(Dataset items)
****************

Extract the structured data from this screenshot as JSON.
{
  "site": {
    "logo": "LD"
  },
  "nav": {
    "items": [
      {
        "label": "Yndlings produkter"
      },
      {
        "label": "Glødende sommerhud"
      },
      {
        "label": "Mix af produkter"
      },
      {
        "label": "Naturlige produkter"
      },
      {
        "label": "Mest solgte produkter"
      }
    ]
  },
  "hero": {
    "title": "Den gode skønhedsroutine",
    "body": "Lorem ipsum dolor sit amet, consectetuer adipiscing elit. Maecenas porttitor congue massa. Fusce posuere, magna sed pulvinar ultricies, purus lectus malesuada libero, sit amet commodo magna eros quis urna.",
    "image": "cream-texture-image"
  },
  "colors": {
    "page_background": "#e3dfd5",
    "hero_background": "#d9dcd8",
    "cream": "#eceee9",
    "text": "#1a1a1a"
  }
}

****************

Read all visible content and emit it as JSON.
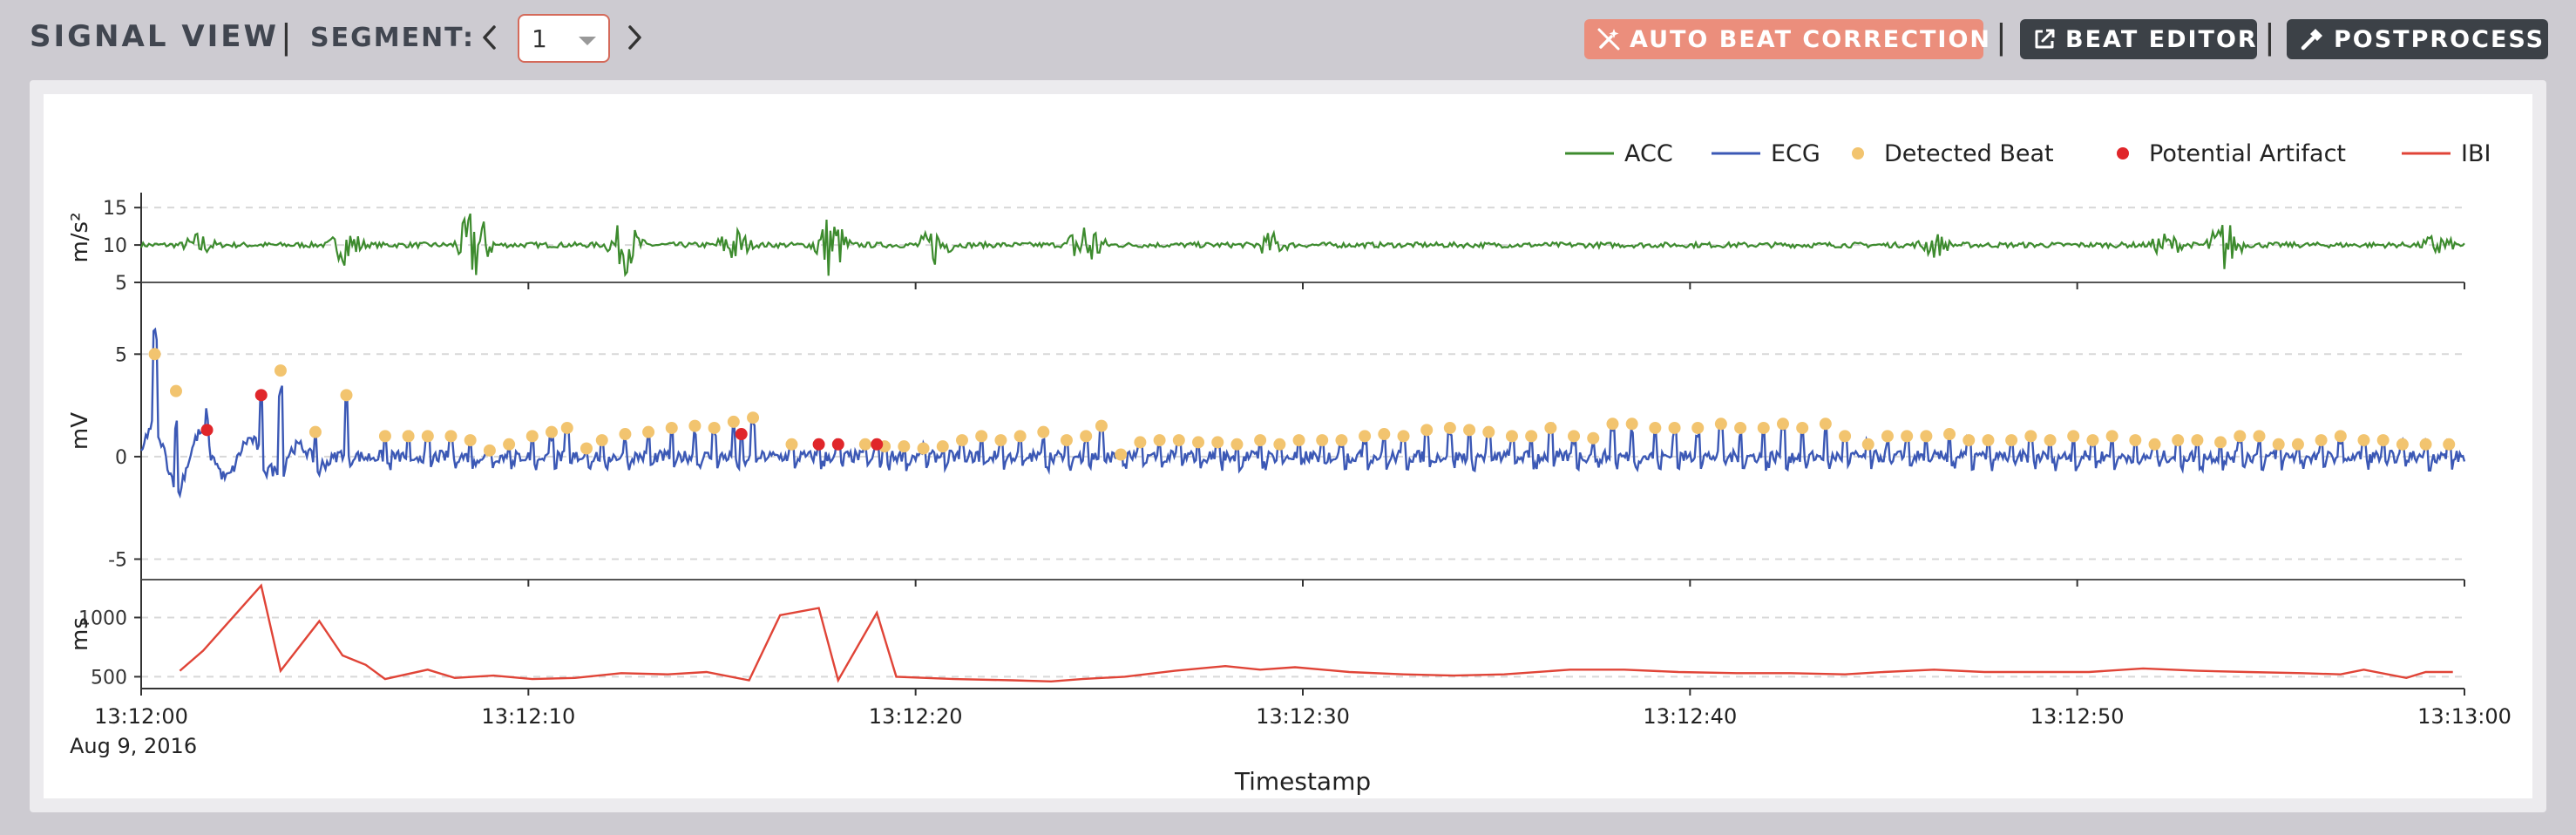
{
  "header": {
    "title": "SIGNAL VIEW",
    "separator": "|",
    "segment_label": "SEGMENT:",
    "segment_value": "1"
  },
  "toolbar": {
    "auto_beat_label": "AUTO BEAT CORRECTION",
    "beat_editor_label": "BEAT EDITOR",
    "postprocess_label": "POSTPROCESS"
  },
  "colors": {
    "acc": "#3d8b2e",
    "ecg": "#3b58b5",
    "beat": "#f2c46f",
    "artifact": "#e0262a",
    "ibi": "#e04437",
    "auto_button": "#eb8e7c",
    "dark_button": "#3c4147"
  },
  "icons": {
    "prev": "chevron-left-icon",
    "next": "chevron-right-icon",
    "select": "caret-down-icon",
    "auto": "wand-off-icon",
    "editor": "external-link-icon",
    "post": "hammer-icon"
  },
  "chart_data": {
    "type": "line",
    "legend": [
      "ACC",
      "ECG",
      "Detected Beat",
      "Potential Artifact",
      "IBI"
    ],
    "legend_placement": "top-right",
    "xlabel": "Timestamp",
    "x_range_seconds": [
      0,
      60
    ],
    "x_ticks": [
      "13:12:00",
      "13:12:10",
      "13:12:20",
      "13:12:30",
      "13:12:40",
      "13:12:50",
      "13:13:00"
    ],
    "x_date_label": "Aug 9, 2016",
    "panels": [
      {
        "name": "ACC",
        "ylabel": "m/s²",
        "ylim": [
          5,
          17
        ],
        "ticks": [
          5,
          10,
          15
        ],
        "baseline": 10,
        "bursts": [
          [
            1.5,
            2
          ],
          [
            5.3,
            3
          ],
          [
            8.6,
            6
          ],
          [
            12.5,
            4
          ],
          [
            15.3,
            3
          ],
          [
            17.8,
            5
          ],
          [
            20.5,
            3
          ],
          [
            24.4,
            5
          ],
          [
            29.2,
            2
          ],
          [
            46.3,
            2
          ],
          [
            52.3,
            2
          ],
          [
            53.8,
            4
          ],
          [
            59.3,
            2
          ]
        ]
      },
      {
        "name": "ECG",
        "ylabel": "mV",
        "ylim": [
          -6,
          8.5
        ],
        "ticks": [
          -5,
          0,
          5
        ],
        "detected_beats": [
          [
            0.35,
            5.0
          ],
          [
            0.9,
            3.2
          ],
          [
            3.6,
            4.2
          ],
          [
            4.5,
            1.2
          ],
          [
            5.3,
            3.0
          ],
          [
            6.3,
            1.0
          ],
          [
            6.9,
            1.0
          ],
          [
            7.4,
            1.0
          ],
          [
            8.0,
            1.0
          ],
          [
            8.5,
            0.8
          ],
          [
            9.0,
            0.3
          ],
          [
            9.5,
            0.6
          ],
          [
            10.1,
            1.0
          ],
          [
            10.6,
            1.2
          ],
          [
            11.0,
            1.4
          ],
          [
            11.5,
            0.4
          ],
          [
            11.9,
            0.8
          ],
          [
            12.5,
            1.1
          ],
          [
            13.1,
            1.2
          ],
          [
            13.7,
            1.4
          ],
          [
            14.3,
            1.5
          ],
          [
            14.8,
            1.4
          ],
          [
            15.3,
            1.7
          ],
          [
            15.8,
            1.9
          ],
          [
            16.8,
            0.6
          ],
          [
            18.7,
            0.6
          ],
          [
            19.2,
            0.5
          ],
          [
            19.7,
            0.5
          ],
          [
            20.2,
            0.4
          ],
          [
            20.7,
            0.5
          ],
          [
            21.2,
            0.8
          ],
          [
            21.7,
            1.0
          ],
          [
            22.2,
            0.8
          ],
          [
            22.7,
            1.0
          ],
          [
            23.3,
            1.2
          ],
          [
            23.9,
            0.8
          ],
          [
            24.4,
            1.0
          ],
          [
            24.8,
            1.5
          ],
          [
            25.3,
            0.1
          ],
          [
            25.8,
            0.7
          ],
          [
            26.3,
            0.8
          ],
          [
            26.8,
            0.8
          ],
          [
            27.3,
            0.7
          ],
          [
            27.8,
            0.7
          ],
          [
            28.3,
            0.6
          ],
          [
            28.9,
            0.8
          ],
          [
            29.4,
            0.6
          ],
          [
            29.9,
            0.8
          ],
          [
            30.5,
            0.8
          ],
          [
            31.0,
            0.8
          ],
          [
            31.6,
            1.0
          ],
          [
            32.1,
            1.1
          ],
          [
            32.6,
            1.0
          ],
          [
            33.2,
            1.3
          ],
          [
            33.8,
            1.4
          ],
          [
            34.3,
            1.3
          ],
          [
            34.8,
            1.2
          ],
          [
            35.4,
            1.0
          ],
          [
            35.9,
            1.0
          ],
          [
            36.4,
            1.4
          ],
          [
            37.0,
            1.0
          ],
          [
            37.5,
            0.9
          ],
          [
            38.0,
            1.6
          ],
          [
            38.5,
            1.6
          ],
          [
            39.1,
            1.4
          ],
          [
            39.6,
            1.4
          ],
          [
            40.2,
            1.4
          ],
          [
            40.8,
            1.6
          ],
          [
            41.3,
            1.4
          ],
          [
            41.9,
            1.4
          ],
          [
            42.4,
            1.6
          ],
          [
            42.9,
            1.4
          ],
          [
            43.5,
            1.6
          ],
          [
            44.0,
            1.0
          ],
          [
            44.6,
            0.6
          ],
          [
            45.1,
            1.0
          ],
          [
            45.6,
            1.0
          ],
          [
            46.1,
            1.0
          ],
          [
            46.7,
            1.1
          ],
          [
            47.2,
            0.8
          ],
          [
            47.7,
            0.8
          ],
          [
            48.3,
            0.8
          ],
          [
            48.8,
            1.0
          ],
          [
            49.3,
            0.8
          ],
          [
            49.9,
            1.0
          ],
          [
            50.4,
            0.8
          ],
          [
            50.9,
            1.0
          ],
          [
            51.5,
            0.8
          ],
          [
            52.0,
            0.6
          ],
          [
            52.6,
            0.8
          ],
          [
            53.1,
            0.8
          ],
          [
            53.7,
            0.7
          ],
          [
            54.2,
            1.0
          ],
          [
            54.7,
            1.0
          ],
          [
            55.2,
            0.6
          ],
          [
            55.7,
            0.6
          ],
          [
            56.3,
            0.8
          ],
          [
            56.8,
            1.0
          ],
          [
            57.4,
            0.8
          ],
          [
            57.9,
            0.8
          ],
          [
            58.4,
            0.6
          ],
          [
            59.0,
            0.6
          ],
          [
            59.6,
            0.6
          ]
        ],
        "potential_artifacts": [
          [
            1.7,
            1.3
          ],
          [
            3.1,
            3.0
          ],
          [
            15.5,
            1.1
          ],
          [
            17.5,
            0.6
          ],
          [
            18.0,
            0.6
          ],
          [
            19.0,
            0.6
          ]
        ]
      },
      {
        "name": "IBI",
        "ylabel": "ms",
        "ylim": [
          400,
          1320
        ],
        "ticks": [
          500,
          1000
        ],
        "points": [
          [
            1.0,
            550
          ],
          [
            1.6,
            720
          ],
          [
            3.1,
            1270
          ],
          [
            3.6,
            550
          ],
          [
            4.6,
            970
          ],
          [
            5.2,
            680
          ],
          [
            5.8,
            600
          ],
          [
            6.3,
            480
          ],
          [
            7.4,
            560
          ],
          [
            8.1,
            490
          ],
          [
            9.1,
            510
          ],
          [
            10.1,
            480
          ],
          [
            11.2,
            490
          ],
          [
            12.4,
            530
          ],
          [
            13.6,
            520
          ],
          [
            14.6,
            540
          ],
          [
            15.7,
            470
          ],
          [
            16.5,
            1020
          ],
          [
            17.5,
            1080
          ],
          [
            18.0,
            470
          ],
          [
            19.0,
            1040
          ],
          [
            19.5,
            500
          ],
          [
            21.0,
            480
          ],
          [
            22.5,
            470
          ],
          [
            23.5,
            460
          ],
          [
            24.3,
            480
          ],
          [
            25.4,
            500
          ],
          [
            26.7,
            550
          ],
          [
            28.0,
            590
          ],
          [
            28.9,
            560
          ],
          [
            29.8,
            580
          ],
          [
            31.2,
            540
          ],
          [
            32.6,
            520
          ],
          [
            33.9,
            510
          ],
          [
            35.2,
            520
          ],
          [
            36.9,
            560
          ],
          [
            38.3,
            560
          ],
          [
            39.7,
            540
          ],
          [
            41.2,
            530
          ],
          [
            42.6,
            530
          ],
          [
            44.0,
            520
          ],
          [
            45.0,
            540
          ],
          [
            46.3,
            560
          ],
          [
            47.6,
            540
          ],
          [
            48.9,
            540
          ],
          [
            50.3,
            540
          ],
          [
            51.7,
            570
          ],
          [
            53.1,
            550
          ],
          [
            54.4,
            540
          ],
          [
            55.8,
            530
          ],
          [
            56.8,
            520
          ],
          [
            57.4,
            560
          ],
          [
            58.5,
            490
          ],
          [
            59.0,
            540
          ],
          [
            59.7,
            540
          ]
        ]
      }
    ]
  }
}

****************

__Requirement__. Gather all lines with the string "right" from the data.

__Completed exercise__.
    "next": "chevron-right-icon",
    "legend_placement": "top-right",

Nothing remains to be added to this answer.